**Source data:**
▬▬▬▬▬▬

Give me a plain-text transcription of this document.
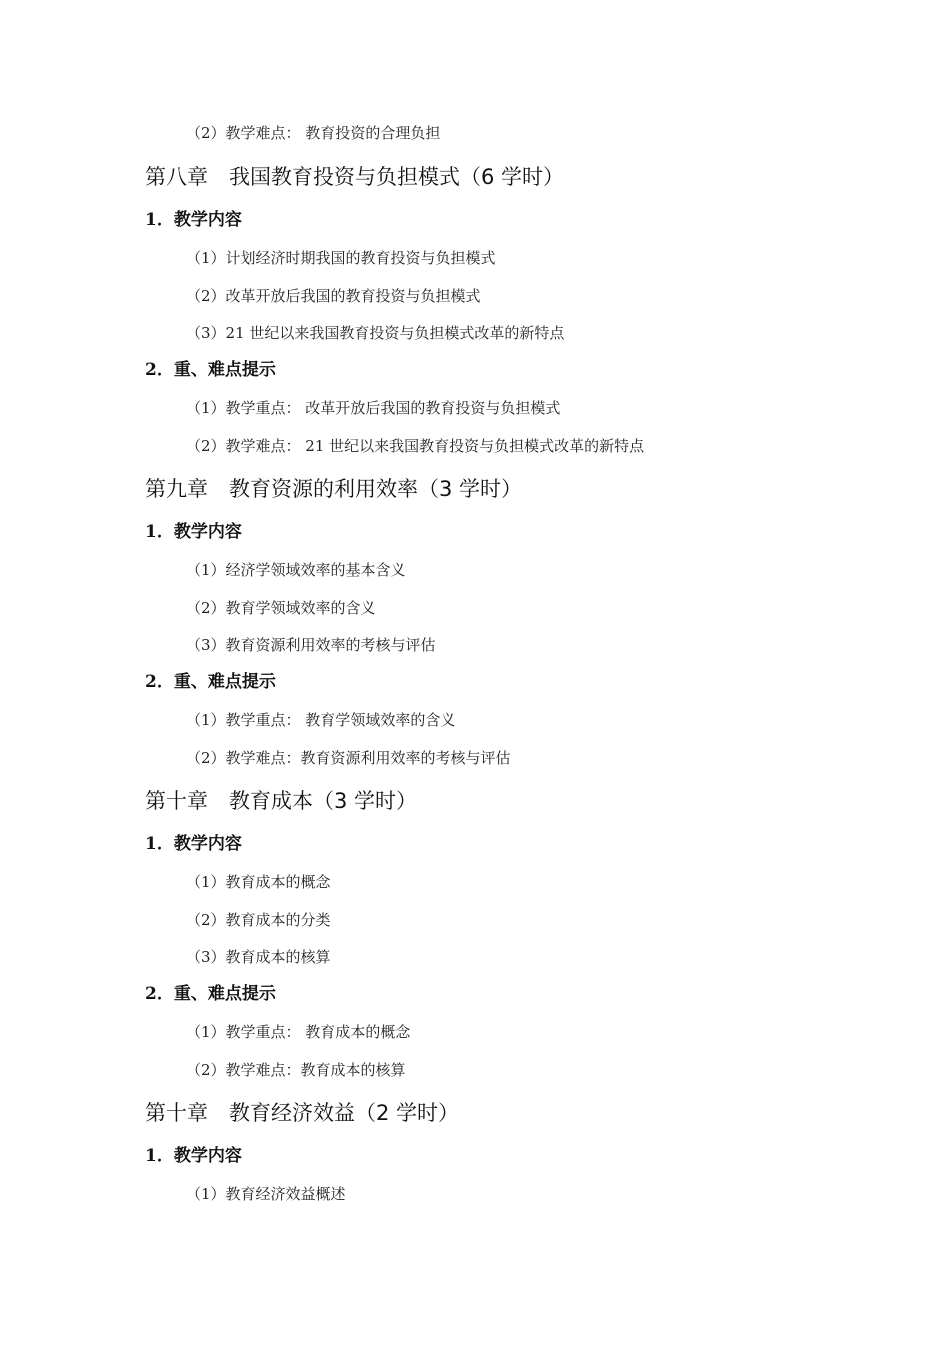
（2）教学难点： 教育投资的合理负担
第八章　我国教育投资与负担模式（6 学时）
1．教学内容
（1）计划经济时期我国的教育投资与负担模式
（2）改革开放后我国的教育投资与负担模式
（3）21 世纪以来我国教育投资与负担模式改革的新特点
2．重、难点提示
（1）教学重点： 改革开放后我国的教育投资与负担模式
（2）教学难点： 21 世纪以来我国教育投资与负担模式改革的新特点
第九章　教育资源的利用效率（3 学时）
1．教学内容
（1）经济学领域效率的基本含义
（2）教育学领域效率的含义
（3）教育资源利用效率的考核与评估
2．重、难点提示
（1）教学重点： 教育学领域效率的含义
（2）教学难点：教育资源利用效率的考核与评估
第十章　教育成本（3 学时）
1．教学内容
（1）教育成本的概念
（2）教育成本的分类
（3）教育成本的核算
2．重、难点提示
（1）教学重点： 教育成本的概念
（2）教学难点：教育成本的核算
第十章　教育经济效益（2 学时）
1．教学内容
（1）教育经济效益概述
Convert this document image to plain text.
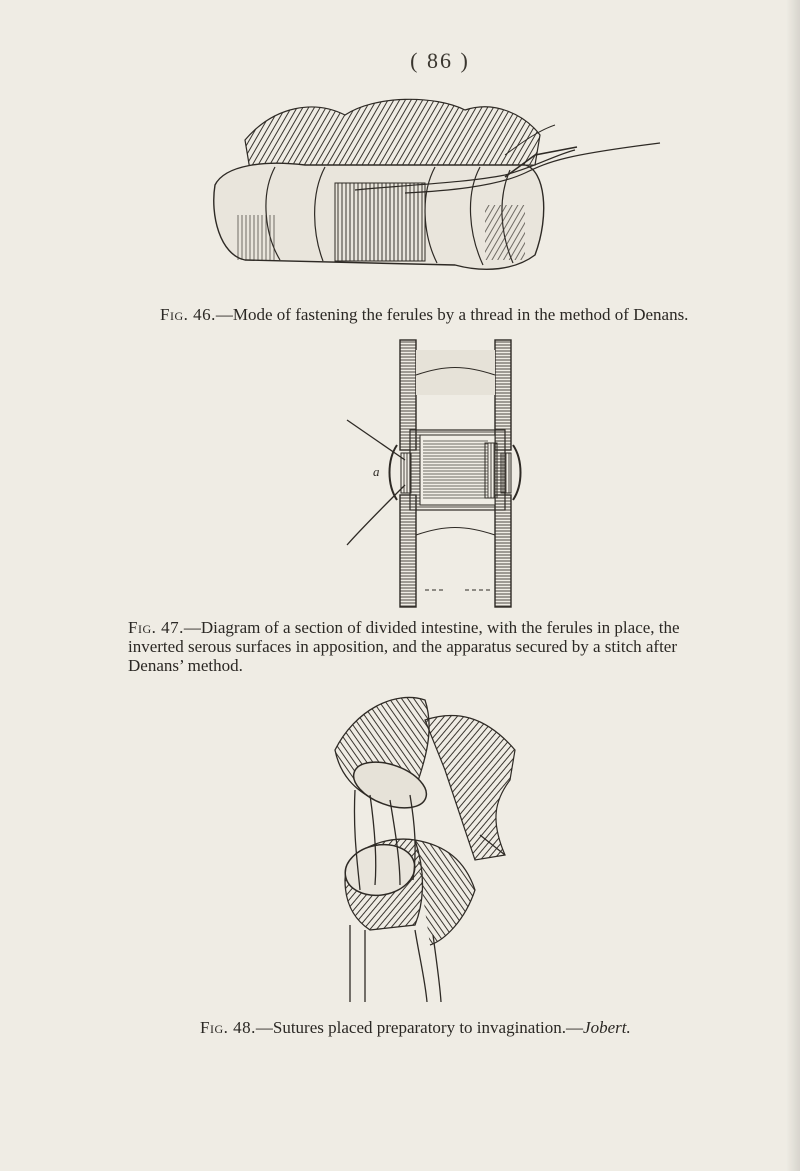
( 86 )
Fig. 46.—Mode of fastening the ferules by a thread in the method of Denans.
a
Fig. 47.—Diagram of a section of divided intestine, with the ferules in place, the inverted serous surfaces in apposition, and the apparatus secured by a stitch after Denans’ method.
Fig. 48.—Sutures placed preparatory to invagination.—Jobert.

▬▬▬▬▬▬

**Given request:** Leave the images out, please, and restate each line word for word.

**Expected answer:**
Give me a plain-text transcription of this document.
（2）教学难点： 教育投资的合理负担
第八章　我国教育投资与负担模式（6 学时）
1．教学内容
（1）计划经济时期我国的教育投资与负担模式
（2）改革开放后我国的教育投资与负担模式
（3）21 世纪以来我国教育投资与负担模式改革的新特点
2．重、难点提示
（1）教学重点： 改革开放后我国的教育投资与负担模式
（2）教学难点： 21 世纪以来我国教育投资与负担模式改革的新特点
第九章　教育资源的利用效率（3 学时）
1．教学内容
（1）经济学领域效率的基本含义
（2）教育学领域效率的含义
（3）教育资源利用效率的考核与评估
2．重、难点提示
（1）教学重点： 教育学领域效率的含义
（2）教学难点：教育资源利用效率的考核与评估
第十章　教育成本（3 学时）
1．教学内容
（1）教育成本的概念
（2）教育成本的分类
（3）教育成本的核算
2．重、难点提示
（1）教学重点： 教育成本的概念
（2）教学难点：教育成本的核算
第十章　教育经济效益（2 学时）
1．教学内容
（1）教育经济效益概述
Convert this document image to plain text.
( 86 )
Fig. 46.—Mode of fastening the ferules by a thread in the method of Denans.
a
Fig. 47.—Diagram of a section of divided intestine, with the ferules in place, the inverted serous surfaces in apposition, and the apparatus secured by a stitch after Denans’ method.
Fig. 48.—Sutures placed preparatory to invagination.—Jobert.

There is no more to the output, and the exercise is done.